Dataset items
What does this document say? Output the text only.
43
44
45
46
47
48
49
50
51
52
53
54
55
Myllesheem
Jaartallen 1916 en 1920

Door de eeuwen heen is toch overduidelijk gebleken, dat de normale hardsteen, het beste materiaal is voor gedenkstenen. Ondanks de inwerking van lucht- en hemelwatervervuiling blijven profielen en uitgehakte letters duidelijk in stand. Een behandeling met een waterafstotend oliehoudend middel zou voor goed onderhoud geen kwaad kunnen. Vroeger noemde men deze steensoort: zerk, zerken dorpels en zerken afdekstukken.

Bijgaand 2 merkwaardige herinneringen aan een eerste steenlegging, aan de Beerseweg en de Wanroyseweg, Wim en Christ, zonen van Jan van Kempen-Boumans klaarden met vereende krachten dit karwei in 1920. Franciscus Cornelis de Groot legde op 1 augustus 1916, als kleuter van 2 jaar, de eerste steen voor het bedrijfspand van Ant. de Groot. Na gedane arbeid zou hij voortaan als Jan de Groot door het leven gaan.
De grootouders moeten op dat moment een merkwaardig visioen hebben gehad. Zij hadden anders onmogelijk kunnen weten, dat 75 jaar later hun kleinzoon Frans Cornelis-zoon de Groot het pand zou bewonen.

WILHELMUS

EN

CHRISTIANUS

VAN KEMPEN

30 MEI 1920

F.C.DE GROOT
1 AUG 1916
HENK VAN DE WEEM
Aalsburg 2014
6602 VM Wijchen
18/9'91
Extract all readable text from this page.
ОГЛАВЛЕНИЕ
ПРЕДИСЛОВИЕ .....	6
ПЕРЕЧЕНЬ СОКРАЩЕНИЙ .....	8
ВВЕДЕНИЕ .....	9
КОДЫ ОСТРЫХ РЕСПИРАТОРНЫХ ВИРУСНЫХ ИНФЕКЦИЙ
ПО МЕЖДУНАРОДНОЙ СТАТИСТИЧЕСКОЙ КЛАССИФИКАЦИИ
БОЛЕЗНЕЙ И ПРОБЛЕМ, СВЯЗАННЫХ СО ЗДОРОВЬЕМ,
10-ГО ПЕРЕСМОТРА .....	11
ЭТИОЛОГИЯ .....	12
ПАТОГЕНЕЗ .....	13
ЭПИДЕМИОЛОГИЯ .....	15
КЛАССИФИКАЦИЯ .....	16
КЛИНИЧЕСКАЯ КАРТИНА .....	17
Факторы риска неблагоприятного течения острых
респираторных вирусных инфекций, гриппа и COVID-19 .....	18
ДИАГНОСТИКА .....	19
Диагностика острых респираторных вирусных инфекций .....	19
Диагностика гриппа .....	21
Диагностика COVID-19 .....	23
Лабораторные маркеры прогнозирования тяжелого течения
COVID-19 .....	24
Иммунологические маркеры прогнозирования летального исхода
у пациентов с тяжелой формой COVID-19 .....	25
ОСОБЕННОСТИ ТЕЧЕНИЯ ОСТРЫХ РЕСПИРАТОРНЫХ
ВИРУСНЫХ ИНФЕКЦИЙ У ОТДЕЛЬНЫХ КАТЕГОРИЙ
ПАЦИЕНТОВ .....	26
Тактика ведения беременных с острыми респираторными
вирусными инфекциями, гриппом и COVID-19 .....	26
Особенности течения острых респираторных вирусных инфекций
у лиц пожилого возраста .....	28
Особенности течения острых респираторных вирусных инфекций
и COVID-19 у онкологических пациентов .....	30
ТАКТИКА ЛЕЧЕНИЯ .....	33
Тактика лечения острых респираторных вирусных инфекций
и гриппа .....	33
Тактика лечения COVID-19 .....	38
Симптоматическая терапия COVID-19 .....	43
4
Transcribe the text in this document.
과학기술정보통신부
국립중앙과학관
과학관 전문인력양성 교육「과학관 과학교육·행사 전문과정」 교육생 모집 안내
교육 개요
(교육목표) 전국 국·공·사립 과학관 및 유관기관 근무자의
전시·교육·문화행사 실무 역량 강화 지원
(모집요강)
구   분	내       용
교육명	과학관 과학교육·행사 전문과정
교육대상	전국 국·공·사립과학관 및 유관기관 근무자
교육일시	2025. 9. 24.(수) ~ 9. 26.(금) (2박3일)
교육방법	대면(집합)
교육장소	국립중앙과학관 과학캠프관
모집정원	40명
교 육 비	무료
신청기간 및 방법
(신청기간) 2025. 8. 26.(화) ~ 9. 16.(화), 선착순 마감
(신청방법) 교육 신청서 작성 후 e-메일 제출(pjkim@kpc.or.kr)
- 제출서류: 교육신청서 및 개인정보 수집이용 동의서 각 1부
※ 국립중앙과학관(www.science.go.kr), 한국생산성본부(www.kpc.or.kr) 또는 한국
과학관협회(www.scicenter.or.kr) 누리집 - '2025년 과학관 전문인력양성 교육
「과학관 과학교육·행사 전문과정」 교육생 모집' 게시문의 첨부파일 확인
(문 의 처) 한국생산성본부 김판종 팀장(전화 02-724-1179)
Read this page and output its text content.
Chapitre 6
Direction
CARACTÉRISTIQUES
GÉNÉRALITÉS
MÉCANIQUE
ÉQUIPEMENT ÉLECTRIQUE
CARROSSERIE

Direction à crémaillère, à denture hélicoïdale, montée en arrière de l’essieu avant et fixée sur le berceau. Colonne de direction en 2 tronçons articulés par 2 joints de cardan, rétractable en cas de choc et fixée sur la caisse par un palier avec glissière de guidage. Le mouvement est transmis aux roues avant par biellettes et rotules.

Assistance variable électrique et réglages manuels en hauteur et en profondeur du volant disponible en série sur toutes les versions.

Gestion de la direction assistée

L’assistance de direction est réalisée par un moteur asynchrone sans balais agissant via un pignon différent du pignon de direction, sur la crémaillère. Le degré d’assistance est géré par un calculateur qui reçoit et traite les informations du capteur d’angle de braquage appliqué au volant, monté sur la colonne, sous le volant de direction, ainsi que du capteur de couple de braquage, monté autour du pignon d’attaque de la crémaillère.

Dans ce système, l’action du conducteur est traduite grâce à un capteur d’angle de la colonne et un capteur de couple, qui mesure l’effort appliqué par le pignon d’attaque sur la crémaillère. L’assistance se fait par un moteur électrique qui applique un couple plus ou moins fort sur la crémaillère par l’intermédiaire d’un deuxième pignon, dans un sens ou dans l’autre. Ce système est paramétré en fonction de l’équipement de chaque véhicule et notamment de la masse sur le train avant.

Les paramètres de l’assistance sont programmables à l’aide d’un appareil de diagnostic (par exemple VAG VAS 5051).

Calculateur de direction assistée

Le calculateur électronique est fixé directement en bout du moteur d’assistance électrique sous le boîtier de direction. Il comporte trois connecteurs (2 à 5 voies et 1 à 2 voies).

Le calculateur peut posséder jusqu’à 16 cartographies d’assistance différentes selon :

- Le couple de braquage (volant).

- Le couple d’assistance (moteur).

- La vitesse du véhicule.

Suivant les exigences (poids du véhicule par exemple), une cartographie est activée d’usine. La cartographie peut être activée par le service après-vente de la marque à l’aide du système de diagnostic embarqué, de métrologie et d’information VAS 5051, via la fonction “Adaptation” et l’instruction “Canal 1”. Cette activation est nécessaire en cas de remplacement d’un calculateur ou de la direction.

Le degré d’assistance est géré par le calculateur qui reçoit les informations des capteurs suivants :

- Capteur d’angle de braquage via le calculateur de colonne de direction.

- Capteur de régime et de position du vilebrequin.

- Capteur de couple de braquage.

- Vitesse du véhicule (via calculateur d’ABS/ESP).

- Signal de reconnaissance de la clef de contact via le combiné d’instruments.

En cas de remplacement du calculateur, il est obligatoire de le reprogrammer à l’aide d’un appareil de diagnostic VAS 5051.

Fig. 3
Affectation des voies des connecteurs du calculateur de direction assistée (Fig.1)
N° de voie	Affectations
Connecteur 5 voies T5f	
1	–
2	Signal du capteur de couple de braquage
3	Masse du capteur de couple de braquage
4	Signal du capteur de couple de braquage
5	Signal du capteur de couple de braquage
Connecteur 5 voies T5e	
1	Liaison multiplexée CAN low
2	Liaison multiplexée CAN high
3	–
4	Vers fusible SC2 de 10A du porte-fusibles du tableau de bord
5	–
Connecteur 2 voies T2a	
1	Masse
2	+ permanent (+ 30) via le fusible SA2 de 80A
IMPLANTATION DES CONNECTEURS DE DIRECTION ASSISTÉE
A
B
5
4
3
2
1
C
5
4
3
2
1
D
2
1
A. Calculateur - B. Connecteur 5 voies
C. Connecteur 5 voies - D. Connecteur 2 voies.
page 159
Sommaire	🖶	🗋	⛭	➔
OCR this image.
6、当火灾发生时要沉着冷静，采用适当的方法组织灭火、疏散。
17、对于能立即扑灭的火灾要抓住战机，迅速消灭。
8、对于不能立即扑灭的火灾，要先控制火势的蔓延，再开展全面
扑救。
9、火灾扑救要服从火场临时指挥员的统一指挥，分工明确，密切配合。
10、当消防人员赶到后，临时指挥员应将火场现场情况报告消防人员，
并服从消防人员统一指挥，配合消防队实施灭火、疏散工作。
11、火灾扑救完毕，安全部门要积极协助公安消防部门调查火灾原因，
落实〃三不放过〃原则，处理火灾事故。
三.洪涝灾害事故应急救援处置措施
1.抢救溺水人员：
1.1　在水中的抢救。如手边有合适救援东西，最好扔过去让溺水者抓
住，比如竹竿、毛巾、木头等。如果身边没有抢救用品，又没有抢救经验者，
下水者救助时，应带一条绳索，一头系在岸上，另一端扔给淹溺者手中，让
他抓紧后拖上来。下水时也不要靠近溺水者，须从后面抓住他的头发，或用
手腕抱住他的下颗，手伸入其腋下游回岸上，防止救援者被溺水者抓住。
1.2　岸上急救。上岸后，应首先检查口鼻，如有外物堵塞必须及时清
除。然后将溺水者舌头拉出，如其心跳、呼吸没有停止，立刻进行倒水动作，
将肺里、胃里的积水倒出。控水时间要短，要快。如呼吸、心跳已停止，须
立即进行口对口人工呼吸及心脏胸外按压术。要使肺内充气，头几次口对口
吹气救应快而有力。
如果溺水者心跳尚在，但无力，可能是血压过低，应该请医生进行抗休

• WORK TO BE COMPLETED: Report back each line of the entries that holds the string "과학교육".

• RESPONSE:
과학관 전문인력양성 교육「과학관 과학교육·행사 전문과정」 교육생 모집 안내
교육명	과학관 과학교육·행사 전문과정
「과학관 과학교육·행사 전문과정」 교육생 모집' 게시문의 첨부파일 확인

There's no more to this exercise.